* **What you need to do**: Pictures are not part of the copy; repeat everything else in the records exactly.

____ Records supplied

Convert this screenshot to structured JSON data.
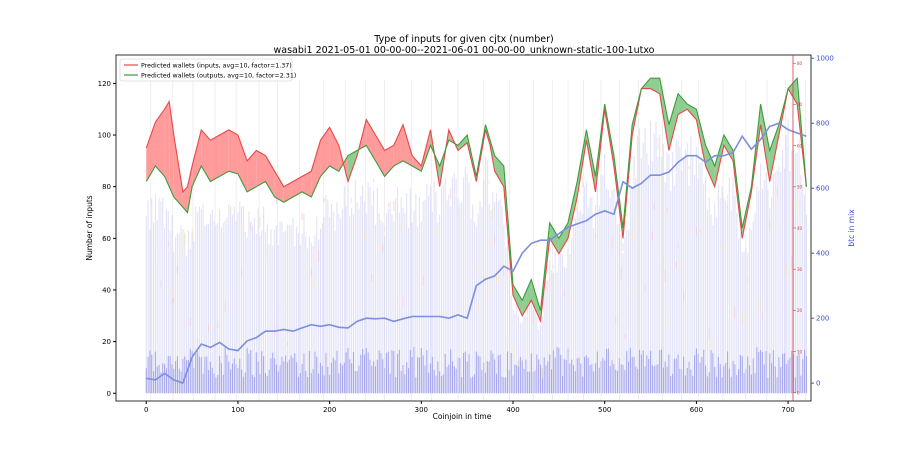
{
  "chart_data": {
    "type": "line",
    "title": "Type of inputs for given cjtx (number)",
    "subtitle": "wasabi1 2021-05-01 00-00-00--2021-06-01 00-00-00_unknown-static-100-1utxo",
    "xlabel": "Coinjoin in time",
    "ylabel": "Number of inputs",
    "y2label": "btc in mix",
    "xlim": [
      -33,
      725
    ],
    "ylim": [
      -3,
      131
    ],
    "y2lim": [
      -55,
      1010
    ],
    "y3lim": [
      -2,
      82
    ],
    "xticks": [
      "0",
      "100",
      "200",
      "300",
      "400",
      "500",
      "600",
      "700"
    ],
    "yticks": [
      "0",
      "20",
      "40",
      "60",
      "80",
      "100",
      "120"
    ],
    "y2ticks": [
      "0",
      "200",
      "400",
      "600",
      "800",
      "1000"
    ],
    "y3ticks": [
      "0",
      "10",
      "20",
      "30",
      "40",
      "50",
      "60",
      "70",
      "80"
    ],
    "legend_position": "top-left",
    "legend": [
      "Predicted wallets (inputs, avg=10, factor=1.37)",
      "Predicted wallets (outputs, avg=10, factor=2.31)"
    ],
    "colors": {
      "inputs": "#e8474a",
      "inputs_fill": "#ff8a8a",
      "outputs": "#3e9a3e",
      "outputs_fill": "#7dc47d",
      "btc": "#7b8fdc",
      "bars_back": "#d8d8f6",
      "bars_front": "#a7a7ee",
      "right_axis_blue": "#3a4fd0",
      "right_axis_red": "#d04040"
    },
    "series": [
      {
        "name": "Predicted wallets (inputs, avg=10, factor=1.37)",
        "x": [
          0,
          10,
          20,
          25,
          30,
          40,
          45,
          50,
          60,
          70,
          80,
          90,
          100,
          110,
          120,
          130,
          140,
          150,
          160,
          170,
          180,
          190,
          200,
          210,
          220,
          230,
          240,
          250,
          260,
          270,
          280,
          290,
          300,
          310,
          320,
          330,
          340,
          350,
          360,
          370,
          375,
          380,
          390,
          400,
          410,
          420,
          430,
          440,
          450,
          460,
          470,
          480,
          490,
          500,
          510,
          520,
          530,
          540,
          550,
          560,
          570,
          580,
          590,
          600,
          610,
          620,
          630,
          640,
          650,
          660,
          670,
          680,
          690,
          700,
          710,
          720
        ],
        "values": [
          95,
          105,
          110,
          113,
          100,
          78,
          80,
          88,
          102,
          98,
          100,
          102,
          100,
          90,
          94,
          92,
          86,
          80,
          82,
          84,
          86,
          98,
          103,
          96,
          82,
          92,
          106,
          100,
          94,
          96,
          104,
          92,
          88,
          102,
          80,
          102,
          94,
          97,
          82,
          102,
          96,
          86,
          80,
          38,
          30,
          36,
          28,
          60,
          54,
          60,
          76,
          98,
          78,
          110,
          88,
          60,
          100,
          118,
          118,
          116,
          94,
          108,
          110,
          106,
          88,
          80,
          96,
          90,
          60,
          78,
          104,
          82,
          100,
          118,
          112,
          80
        ]
      },
      {
        "name": "Predicted wallets (outputs, avg=10, factor=2.31)",
        "x": [
          0,
          10,
          20,
          25,
          30,
          40,
          45,
          50,
          60,
          70,
          80,
          90,
          100,
          110,
          120,
          130,
          140,
          150,
          160,
          170,
          180,
          190,
          200,
          210,
          220,
          230,
          240,
          250,
          260,
          270,
          280,
          290,
          300,
          310,
          320,
          330,
          340,
          350,
          360,
          370,
          375,
          380,
          390,
          400,
          410,
          420,
          430,
          440,
          450,
          460,
          470,
          480,
          490,
          500,
          510,
          520,
          530,
          540,
          550,
          560,
          570,
          580,
          590,
          600,
          610,
          620,
          630,
          640,
          650,
          660,
          670,
          680,
          690,
          700,
          710,
          720
        ],
        "values": [
          82,
          88,
          84,
          80,
          76,
          72,
          70,
          80,
          88,
          82,
          84,
          86,
          85,
          78,
          80,
          82,
          76,
          74,
          76,
          78,
          76,
          84,
          88,
          86,
          92,
          94,
          96,
          90,
          84,
          88,
          90,
          88,
          86,
          96,
          88,
          98,
          96,
          100,
          84,
          104,
          98,
          92,
          88,
          42,
          36,
          44,
          32,
          66,
          60,
          66,
          82,
          102,
          84,
          112,
          92,
          64,
          104,
          118,
          122,
          122,
          104,
          116,
          112,
          110,
          96,
          88,
          100,
          94,
          64,
          80,
          112,
          94,
          104,
          118,
          122,
          80
        ]
      },
      {
        "name": "",
        "axis": "right",
        "x": [
          0,
          10,
          20,
          30,
          40,
          50,
          60,
          70,
          80,
          90,
          100,
          110,
          120,
          130,
          140,
          150,
          160,
          170,
          180,
          190,
          200,
          210,
          220,
          230,
          240,
          250,
          260,
          270,
          280,
          290,
          300,
          310,
          320,
          330,
          340,
          350,
          360,
          370,
          380,
          390,
          400,
          410,
          420,
          430,
          440,
          450,
          460,
          470,
          480,
          490,
          500,
          510,
          520,
          530,
          540,
          550,
          560,
          570,
          580,
          590,
          600,
          610,
          620,
          630,
          640,
          650,
          660,
          670,
          680,
          690,
          700,
          710,
          720
        ],
        "values": [
          15,
          10,
          30,
          10,
          0,
          80,
          120,
          110,
          125,
          105,
          100,
          130,
          140,
          160,
          160,
          165,
          160,
          170,
          180,
          175,
          180,
          172,
          170,
          190,
          200,
          198,
          200,
          190,
          198,
          205,
          205,
          205,
          205,
          200,
          210,
          200,
          300,
          320,
          330,
          360,
          345,
          400,
          430,
          440,
          440,
          460,
          480,
          490,
          500,
          520,
          530,
          520,
          620,
          600,
          615,
          640,
          640,
          650,
          680,
          700,
          700,
          680,
          700,
          700,
          710,
          760,
          720,
          750,
          790,
          800,
          780,
          770,
          760
        ]
      }
    ]
  }
}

________

* **Expected output**:
Convert this screenshot to structured JSON data.
{
  "chart_data": {
    "type": "line",
    "title": "Type of inputs for given cjtx (number)",
    "subtitle": "wasabi1 2021-05-01 00-00-00--2021-06-01 00-00-00_unknown-static-100-1utxo",
    "xlabel": "Coinjoin in time",
    "ylabel": "Number of inputs",
    "y2label": "btc in mix",
    "xlim": [
      -33,
      725
    ],
    "ylim": [
      -3,
      131
    ],
    "y2lim": [
      -55,
      1010
    ],
    "y3lim": [
      -2,
      82
    ],
    "xticks": [
      "0",
      "100",
      "200",
      "300",
      "400",
      "500",
      "600",
      "700"
    ],
    "yticks": [
      "0",
      "20",
      "40",
      "60",
      "80",
      "100",
      "120"
    ],
    "y2ticks": [
      "0",
      "200",
      "400",
      "600",
      "800",
      "1000"
    ],
    "y3ticks": [
      "0",
      "10",
      "20",
      "30",
      "40",
      "50",
      "60",
      "70",
      "80"
    ],
    "legend_position": "top-left",
    "legend": [
      "Predicted wallets (inputs, avg=10, factor=1.37)",
      "Predicted wallets (outputs, avg=10, factor=2.31)"
    ],
    "colors": {
      "inputs": "#e8474a",
      "inputs_fill": "#ff8a8a",
      "outputs": "#3e9a3e",
      "outputs_fill": "#7dc47d",
      "btc": "#7b8fdc",
      "bars_back": "#d8d8f6",
      "bars_front": "#a7a7ee",
      "right_axis_blue": "#3a4fd0",
      "right_axis_red": "#d04040"
    },
    "series": [
      {
        "name": "Predicted wallets (inputs, avg=10, factor=1.37)",
        "x": [
          0,
          10,
          20,
          25,
          30,
          40,
          45,
          50,
          60,
          70,
          80,
          90,
          100,
          110,
          120,
          130,
          140,
          150,
          160,
          170,
          180,
          190,
          200,
          210,
          220,
          230,
          240,
          250,
          260,
          270,
          280,
          290,
          300,
          310,
          320,
          330,
          340,
          350,
          360,
          370,
          375,
          380,
          390,
          400,
          410,
          420,
          430,
          440,
          450,
          460,
          470,
          480,
          490,
          500,
          510,
          520,
          530,
          540,
          550,
          560,
          570,
          580,
          590,
          600,
          610,
          620,
          630,
          640,
          650,
          660,
          670,
          680,
          690,
          700,
          710,
          720
        ],
        "values": [
          95,
          105,
          110,
          113,
          100,
          78,
          80,
          88,
          102,
          98,
          100,
          102,
          100,
          90,
          94,
          92,
          86,
          80,
          82,
          84,
          86,
          98,
          103,
          96,
          82,
          92,
          106,
          100,
          94,
          96,
          104,
          92,
          88,
          102,
          80,
          102,
          94,
          97,
          82,
          102,
          96,
          86,
          80,
          38,
          30,
          36,
          28,
          60,
          54,
          60,
          76,
          98,
          78,
          110,
          88,
          60,
          100,
          118,
          118,
          116,
          94,
          108,
          110,
          106,
          88,
          80,
          96,
          90,
          60,
          78,
          104,
          82,
          100,
          118,
          112,
          80
        ]
      },
      {
        "name": "Predicted wallets (outputs, avg=10, factor=2.31)",
        "x": [
          0,
          10,
          20,
          25,
          30,
          40,
          45,
          50,
          60,
          70,
          80,
          90,
          100,
          110,
          120,
          130,
          140,
          150,
          160,
          170,
          180,
          190,
          200,
          210,
          220,
          230,
          240,
          250,
          260,
          270,
          280,
          290,
          300,
          310,
          320,
          330,
          340,
          350,
          360,
          370,
          375,
          380,
          390,
          400,
          410,
          420,
          430,
          440,
          450,
          460,
          470,
          480,
          490,
          500,
          510,
          520,
          530,
          540,
          550,
          560,
          570,
          580,
          590,
          600,
          610,
          620,
          630,
          640,
          650,
          660,
          670,
          680,
          690,
          700,
          710,
          720
        ],
        "values": [
          82,
          88,
          84,
          80,
          76,
          72,
          70,
          80,
          88,
          82,
          84,
          86,
          85,
          78,
          80,
          82,
          76,
          74,
          76,
          78,
          76,
          84,
          88,
          86,
          92,
          94,
          96,
          90,
          84,
          88,
          90,
          88,
          86,
          96,
          88,
          98,
          96,
          100,
          84,
          104,
          98,
          92,
          88,
          42,
          36,
          44,
          32,
          66,
          60,
          66,
          82,
          102,
          84,
          112,
          92,
          64,
          104,
          118,
          122,
          122,
          104,
          116,
          112,
          110,
          96,
          88,
          100,
          94,
          64,
          80,
          112,
          94,
          104,
          118,
          122,
          80
        ]
      },
      {
        "name": "",
        "axis": "right",
        "x": [
          0,
          10,
          20,
          30,
          40,
          50,
          60,
          70,
          80,
          90,
          100,
          110,
          120,
          130,
          140,
          150,
          160,
          170,
          180,
          190,
          200,
          210,
          220,
          230,
          240,
          250,
          260,
          270,
          280,
          290,
          300,
          310,
          320,
          330,
          340,
          350,
          360,
          370,
          380,
          390,
          400,
          410,
          420,
          430,
          440,
          450,
          460,
          470,
          480,
          490,
          500,
          510,
          520,
          530,
          540,
          550,
          560,
          570,
          580,
          590,
          600,
          610,
          620,
          630,
          640,
          650,
          660,
          670,
          680,
          690,
          700,
          710,
          720
        ],
        "values": [
          15,
          10,
          30,
          10,
          0,
          80,
          120,
          110,
          125,
          105,
          100,
          130,
          140,
          160,
          160,
          165,
          160,
          170,
          180,
          175,
          180,
          172,
          170,
          190,
          200,
          198,
          200,
          190,
          198,
          205,
          205,
          205,
          205,
          200,
          210,
          200,
          300,
          320,
          330,
          360,
          345,
          400,
          430,
          440,
          440,
          460,
          480,
          490,
          500,
          520,
          530,
          520,
          620,
          600,
          615,
          640,
          640,
          650,
          680,
          700,
          700,
          680,
          700,
          700,
          710,
          760,
          720,
          750,
          790,
          800,
          780,
          770,
          760
        ]
      }
    ]
  }
}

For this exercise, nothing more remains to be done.